<<<<
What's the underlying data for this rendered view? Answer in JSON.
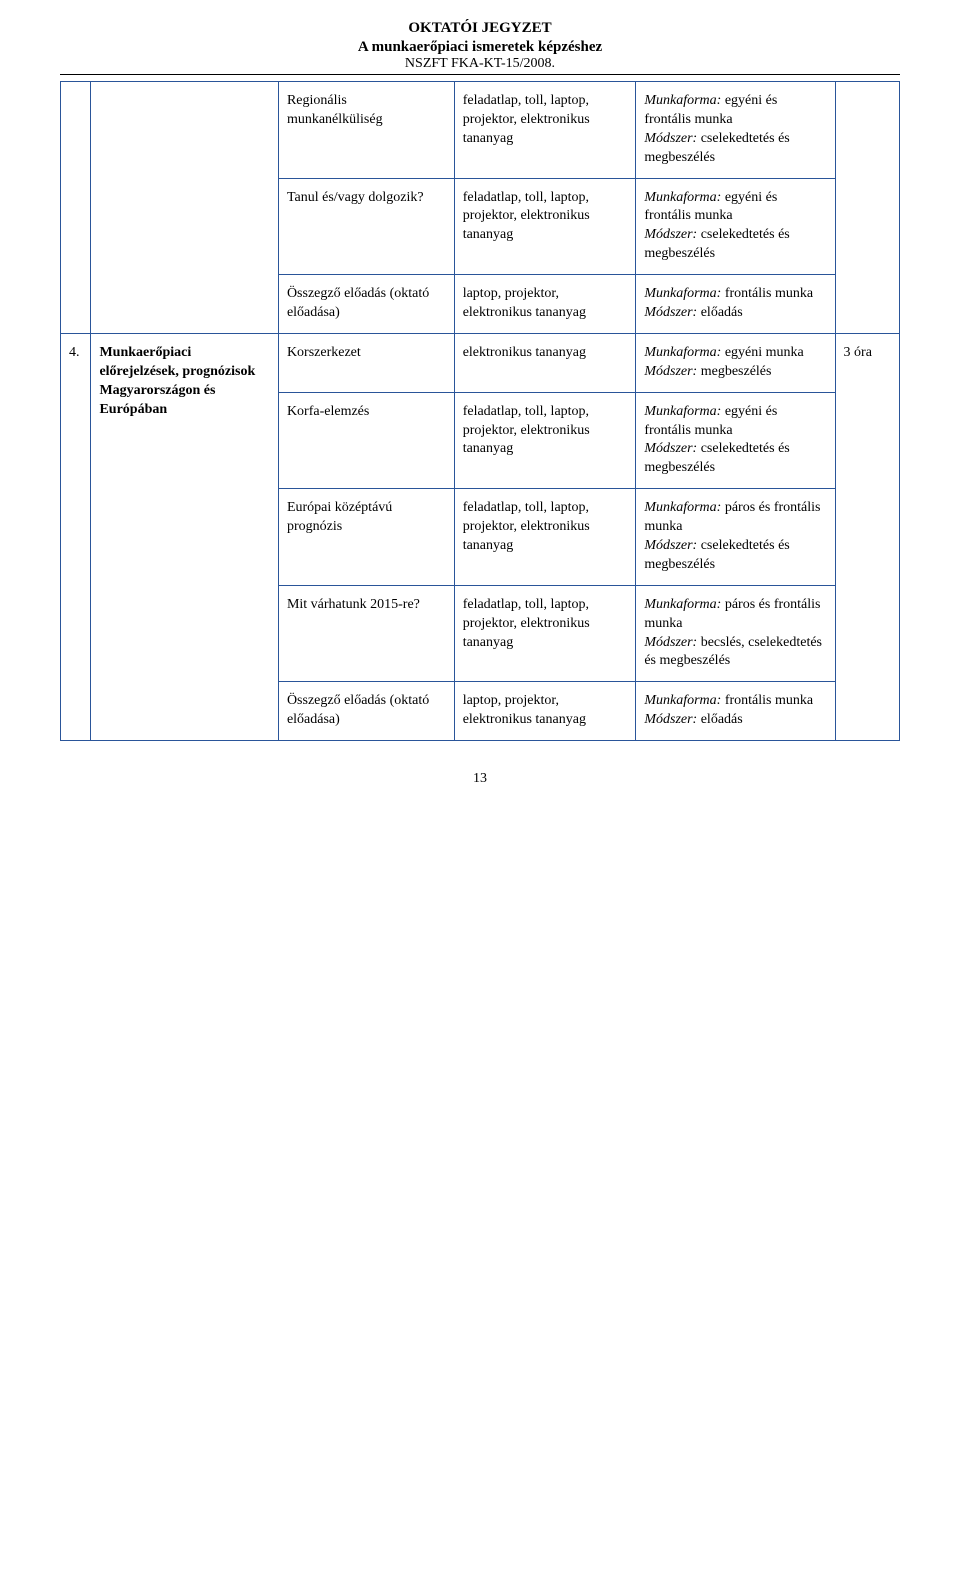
{
  "header": {
    "title": "OKTATÓI JEGYZET",
    "subtitle": "A munkaerőpiaci ismeretek képzéshez",
    "code": "NSZFT FKA-KT-15/2008."
  },
  "section": {
    "num": "4.",
    "topic": "Munkaerőpiaci előrejelzések, prognózisok Magyarországon és Európában",
    "time": "3 óra"
  },
  "rows": [
    {
      "sub": "Regionális munkanélküliség",
      "tool": "feladatlap, toll, laptop, projektor, elektronikus tananyag",
      "method_label1": "Munkaforma:",
      "method_val1": "egyéni és frontális munka",
      "method_label2": "Módszer:",
      "method_val2": "cselekedtetés és megbeszélés"
    },
    {
      "sub": "Tanul és/vagy dolgozik?",
      "tool": "feladatlap, toll, laptop, projektor, elektronikus tananyag",
      "method_label1": "Munkaforma:",
      "method_val1": "egyéni és frontális munka",
      "method_label2": "Módszer:",
      "method_val2": "cselekedtetés és megbeszélés"
    },
    {
      "sub": "Összegző előadás (oktató előadása)",
      "tool": "laptop, projektor, elektronikus tananyag",
      "method_label1": "Munkaforma:",
      "method_val1": "frontális munka",
      "method_label2": "Módszer:",
      "method_val2": " előadás"
    },
    {
      "sub": "Korszerkezet",
      "tool": "elektronikus tananyag",
      "method_label1": "Munkaforma:",
      "method_val1": "egyéni munka",
      "method_label2": "Módszer:",
      "method_val2": "megbeszélés"
    },
    {
      "sub": "Korfa-elemzés",
      "tool": "feladatlap, toll, laptop, projektor, elektronikus tananyag",
      "method_label1": "Munkaforma:",
      "method_val1": "egyéni és frontális munka",
      "method_label2": "Módszer:",
      "method_val2": "cselekedtetés és megbeszélés"
    },
    {
      "sub": "Európai középtávú prognózis",
      "tool": "feladatlap, toll, laptop, projektor, elektronikus tananyag",
      "method_label1": "Munkaforma:",
      "method_val1": " páros és frontális munka",
      "method_label2": "Módszer:",
      "method_val2": "cselekedtetés és megbeszélés"
    },
    {
      "sub": "Mit várhatunk 2015-re?",
      "tool": "feladatlap, toll, laptop, projektor, elektronikus tananyag",
      "method_label1": "Munkaforma:",
      "method_val1": " páros és frontális munka",
      "method_label2": "Módszer:",
      "method_val2": " becslés, cselekedtetés és megbeszélés"
    },
    {
      "sub": "Összegző előadás (oktató előadása)",
      "tool": "laptop, projektor, elektronikus tananyag",
      "method_label1": "Munkaforma:",
      "method_val1": "frontális munka",
      "method_label2": "Módszer:",
      "method_val2": " előadás"
    }
  ],
  "page_number": "13"
}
>>>>
Omit every image. Quote each record exactly.

Written response
What's the underlying data for this rendered view? Answer in JSON.
{
  "header": {
    "title": "OKTATÓI JEGYZET",
    "subtitle": "A munkaerőpiaci ismeretek képzéshez",
    "code": "NSZFT FKA-KT-15/2008."
  },
  "section": {
    "num": "4.",
    "topic": "Munkaerőpiaci előrejelzések, prognózisok Magyarországon és Európában",
    "time": "3 óra"
  },
  "rows": [
    {
      "sub": "Regionális munkanélküliség",
      "tool": "feladatlap, toll, laptop, projektor, elektronikus tananyag",
      "method_label1": "Munkaforma:",
      "method_val1": "egyéni és frontális munka",
      "method_label2": "Módszer:",
      "method_val2": "cselekedtetés és megbeszélés"
    },
    {
      "sub": "Tanul és/vagy dolgozik?",
      "tool": "feladatlap, toll, laptop, projektor, elektronikus tananyag",
      "method_label1": "Munkaforma:",
      "method_val1": "egyéni és frontális munka",
      "method_label2": "Módszer:",
      "method_val2": "cselekedtetés és megbeszélés"
    },
    {
      "sub": "Összegző előadás (oktató előadása)",
      "tool": "laptop, projektor, elektronikus tananyag",
      "method_label1": "Munkaforma:",
      "method_val1": "frontális munka",
      "method_label2": "Módszer:",
      "method_val2": " előadás"
    },
    {
      "sub": "Korszerkezet",
      "tool": "elektronikus tananyag",
      "method_label1": "Munkaforma:",
      "method_val1": "egyéni munka",
      "method_label2": "Módszer:",
      "method_val2": "megbeszélés"
    },
    {
      "sub": "Korfa-elemzés",
      "tool": "feladatlap, toll, laptop, projektor, elektronikus tananyag",
      "method_label1": "Munkaforma:",
      "method_val1": "egyéni és frontális munka",
      "method_label2": "Módszer:",
      "method_val2": "cselekedtetés és megbeszélés"
    },
    {
      "sub": "Európai középtávú prognózis",
      "tool": "feladatlap, toll, laptop, projektor, elektronikus tananyag",
      "method_label1": "Munkaforma:",
      "method_val1": " páros és frontális munka",
      "method_label2": "Módszer:",
      "method_val2": "cselekedtetés és megbeszélés"
    },
    {
      "sub": "Mit várhatunk 2015-re?",
      "tool": "feladatlap, toll, laptop, projektor, elektronikus tananyag",
      "method_label1": "Munkaforma:",
      "method_val1": " páros és frontális munka",
      "method_label2": "Módszer:",
      "method_val2": " becslés, cselekedtetés és megbeszélés"
    },
    {
      "sub": "Összegző előadás (oktató előadása)",
      "tool": "laptop, projektor, elektronikus tananyag",
      "method_label1": "Munkaforma:",
      "method_val1": "frontális munka",
      "method_label2": "Módszer:",
      "method_val2": " előadás"
    }
  ],
  "page_number": "13"
}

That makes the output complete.